▸ Exercise goal: Reproduce the passage of the RPL study text starting with "This study represents" and going on through "risk for RPL.", word for word.
Selected extract below:
This large-scale, multi-center study provides substantial evidence supporting the association of several known and novel diagnoses with RPL. The replication of known RPL associations, such as chromosomal anomalies and endocrine conditions, validates the methodology and strengthens confidence in the newly identified associations. The strong and consistent association found between RPL and various menstrual abnormalities is particularly noteworthy. Given the ease of monitoring and screening, menstrual abnormalities may serve as easily accessible indicators of underlying risk factors, potentially leading to earlier interventions. The association with infertility-related diagnoses further underscores the complex interplay between these conditions. The finding of associations with infections and metabolic syndrome opens new avenues for research into the role of inflammation, oxidative stress, and hormonal imbalances in RPL pathogenesis. The age-stratified analysis suggests that the relative contribution of different risk factors may vary across age groups. The sensitivity analysis highlights the importance of considering healthcare utilization as a potential confounder in EHR-based studies, with the magnitude of its influence varying across datasets. The overall consistency of results between the two medical centers strengthens the generalizability of the findings, although further validation in diverse populations remains important.

This study represents the first large-scale, externally validated EHR analysis focusing on diagnoses preceding and near RPL onset. It identifies several known and novel potential risk factors, highlighting menstrual abnormalities, infertility-associated conditions, infections, and metabolic syndrome. The findings emphasize the multifactorial nature of RPL and provide a foundation for further research into the underlying mechanisms. Future studies should investigate the identified associations in more detail, explore potential biological pathways, and investigate the development of predictive models to identify women at high risk for RPL.

Despite its strengths, this study has limitations. The reliance on EHR data may lead to underreporting of some pregnancy losses or misclassification of diagnoses. The study population, drawn from two academic medical centers in a specific region, may not fully represent the general population. While the study controlled for several confounders, residual confounding from unmeasured social and behavioral factors might remain. Diagnosis-specific differences in evaluation frequencies could also influence results, although the sensitivity analysis partly addressed this concern. The large number of comparisons increases the possibility of false positives, although multiple testing correction was applied. Finally, the exact counts for some diagnoses were redacted for patient de-identification. Future research incorporating more detailed data on social determinants of health and utilizing more sophisticated statistical methods could further enhance our understanding of RPL.
End of Selected extract.
Data records below:
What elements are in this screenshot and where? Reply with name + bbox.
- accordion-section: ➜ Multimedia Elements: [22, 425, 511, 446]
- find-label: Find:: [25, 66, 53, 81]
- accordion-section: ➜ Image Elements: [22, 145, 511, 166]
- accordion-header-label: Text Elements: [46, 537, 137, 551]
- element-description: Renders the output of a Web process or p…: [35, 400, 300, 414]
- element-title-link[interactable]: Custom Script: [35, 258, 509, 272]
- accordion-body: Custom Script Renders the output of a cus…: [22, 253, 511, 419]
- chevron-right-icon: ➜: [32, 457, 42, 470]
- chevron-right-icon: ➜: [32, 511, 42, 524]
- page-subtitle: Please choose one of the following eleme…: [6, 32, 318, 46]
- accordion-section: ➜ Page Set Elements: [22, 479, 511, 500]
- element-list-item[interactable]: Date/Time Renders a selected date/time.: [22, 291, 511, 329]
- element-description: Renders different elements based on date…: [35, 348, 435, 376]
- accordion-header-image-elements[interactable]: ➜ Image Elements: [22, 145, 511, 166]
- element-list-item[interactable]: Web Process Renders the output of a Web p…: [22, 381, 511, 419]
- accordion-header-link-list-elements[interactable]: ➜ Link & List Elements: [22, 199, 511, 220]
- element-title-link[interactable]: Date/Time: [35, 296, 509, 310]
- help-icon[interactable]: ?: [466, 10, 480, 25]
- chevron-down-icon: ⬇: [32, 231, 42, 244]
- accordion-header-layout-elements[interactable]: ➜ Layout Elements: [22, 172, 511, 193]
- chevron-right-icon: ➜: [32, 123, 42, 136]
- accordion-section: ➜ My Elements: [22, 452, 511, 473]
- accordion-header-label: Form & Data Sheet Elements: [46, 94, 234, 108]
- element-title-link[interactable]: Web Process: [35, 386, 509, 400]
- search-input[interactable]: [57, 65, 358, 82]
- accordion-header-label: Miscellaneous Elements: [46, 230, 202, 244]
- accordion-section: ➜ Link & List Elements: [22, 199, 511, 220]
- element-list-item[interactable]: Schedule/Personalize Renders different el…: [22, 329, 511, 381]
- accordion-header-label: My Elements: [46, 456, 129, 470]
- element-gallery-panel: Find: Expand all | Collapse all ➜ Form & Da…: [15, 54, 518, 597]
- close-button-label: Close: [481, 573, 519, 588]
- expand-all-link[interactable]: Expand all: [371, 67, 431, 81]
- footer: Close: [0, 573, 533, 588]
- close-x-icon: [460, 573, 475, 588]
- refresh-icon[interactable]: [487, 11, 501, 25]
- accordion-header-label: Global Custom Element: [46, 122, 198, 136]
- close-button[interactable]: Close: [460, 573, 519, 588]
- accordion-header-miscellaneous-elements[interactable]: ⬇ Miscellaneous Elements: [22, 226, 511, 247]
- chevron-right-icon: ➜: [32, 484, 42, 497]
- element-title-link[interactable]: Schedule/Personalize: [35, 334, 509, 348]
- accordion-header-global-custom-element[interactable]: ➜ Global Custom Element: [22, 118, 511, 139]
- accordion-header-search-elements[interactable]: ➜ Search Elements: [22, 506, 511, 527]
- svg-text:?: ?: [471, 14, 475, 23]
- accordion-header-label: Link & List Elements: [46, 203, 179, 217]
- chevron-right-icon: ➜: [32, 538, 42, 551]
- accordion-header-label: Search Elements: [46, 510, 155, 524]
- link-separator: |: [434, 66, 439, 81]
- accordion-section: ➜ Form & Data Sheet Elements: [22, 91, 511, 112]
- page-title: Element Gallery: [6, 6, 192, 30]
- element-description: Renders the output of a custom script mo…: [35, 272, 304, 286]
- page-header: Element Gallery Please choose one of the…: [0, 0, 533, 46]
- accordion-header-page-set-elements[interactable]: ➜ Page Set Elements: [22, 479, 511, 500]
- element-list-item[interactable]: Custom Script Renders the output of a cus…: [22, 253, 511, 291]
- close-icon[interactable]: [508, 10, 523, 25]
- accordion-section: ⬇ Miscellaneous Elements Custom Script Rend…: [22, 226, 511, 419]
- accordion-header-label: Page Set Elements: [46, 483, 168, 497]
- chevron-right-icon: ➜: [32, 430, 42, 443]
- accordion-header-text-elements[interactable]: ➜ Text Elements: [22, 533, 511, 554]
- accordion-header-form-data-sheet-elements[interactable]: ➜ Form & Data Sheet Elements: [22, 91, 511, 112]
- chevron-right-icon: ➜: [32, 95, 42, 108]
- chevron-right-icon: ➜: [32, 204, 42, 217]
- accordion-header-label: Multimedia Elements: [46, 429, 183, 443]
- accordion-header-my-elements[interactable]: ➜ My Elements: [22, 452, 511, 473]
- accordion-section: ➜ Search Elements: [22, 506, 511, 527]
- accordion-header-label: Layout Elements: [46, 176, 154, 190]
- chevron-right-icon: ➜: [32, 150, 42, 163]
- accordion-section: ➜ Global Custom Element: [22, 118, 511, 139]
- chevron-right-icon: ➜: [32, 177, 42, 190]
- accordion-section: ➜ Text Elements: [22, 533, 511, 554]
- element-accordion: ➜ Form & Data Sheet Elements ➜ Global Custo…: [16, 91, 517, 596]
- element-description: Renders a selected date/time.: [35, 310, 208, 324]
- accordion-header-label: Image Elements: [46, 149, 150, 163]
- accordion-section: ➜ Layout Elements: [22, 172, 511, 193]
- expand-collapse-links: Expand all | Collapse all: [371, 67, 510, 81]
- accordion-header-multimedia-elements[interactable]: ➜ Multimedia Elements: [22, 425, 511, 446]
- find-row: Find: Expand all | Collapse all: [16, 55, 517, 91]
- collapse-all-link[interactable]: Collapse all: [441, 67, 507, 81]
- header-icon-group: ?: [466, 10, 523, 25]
End of Data records.
▸ Worked solution:
This study represents the first large-scale, externally validated EHR analysis focusing on diagnoses preceding and near RPL onset. It identifies several known and novel potential risk factors, highlighting menstrual abnormalities, infertility-associated conditions, infections, and metabolic syndrome. The findings emphasize the multifactorial nature of RPL and provide a foundation for further research into the underlying mechanisms. Future studies should investigate the identified associations in more detail, explore potential biological pathways, and investigate the development of predictive models to identify women at high risk for RPL.